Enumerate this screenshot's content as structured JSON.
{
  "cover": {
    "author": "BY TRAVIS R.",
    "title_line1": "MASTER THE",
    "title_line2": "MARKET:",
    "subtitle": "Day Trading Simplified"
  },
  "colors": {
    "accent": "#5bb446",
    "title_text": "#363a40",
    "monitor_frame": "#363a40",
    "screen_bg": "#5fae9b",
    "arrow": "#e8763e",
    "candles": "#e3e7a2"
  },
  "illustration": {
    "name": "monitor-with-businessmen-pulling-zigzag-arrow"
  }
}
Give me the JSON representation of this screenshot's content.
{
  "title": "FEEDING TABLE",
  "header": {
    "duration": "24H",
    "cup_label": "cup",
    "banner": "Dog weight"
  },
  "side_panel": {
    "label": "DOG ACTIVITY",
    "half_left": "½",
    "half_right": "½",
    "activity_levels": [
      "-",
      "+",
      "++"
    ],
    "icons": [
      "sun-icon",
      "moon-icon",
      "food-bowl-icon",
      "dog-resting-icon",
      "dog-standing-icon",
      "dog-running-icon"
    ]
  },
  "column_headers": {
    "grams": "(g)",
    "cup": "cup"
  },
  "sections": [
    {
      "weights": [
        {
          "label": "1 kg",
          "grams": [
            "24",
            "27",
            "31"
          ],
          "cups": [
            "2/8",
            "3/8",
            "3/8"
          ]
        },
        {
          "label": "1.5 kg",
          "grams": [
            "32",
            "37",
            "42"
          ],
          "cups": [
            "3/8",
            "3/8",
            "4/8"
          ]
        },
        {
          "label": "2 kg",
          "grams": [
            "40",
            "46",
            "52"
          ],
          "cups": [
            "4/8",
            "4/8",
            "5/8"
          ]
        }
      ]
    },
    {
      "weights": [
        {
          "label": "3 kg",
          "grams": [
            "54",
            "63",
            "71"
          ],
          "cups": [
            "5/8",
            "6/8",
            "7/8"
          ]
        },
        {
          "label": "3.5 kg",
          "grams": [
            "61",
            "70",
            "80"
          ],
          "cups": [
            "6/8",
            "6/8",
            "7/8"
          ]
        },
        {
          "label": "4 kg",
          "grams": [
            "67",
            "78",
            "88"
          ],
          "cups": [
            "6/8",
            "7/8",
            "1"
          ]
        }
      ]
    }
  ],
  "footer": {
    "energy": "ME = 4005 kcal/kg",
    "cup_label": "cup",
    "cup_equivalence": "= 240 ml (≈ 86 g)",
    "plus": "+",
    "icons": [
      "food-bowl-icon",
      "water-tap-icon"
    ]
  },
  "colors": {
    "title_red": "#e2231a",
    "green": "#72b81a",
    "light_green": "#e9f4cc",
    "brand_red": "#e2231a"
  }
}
=-=-=-=-=
Requirement:
Find the lines holding "arrow" and list every one.

Finished exercise:
    "arrow": "#e8763e",
    "name": "monitor-with-businessmen-pulling-zigzag-arrow"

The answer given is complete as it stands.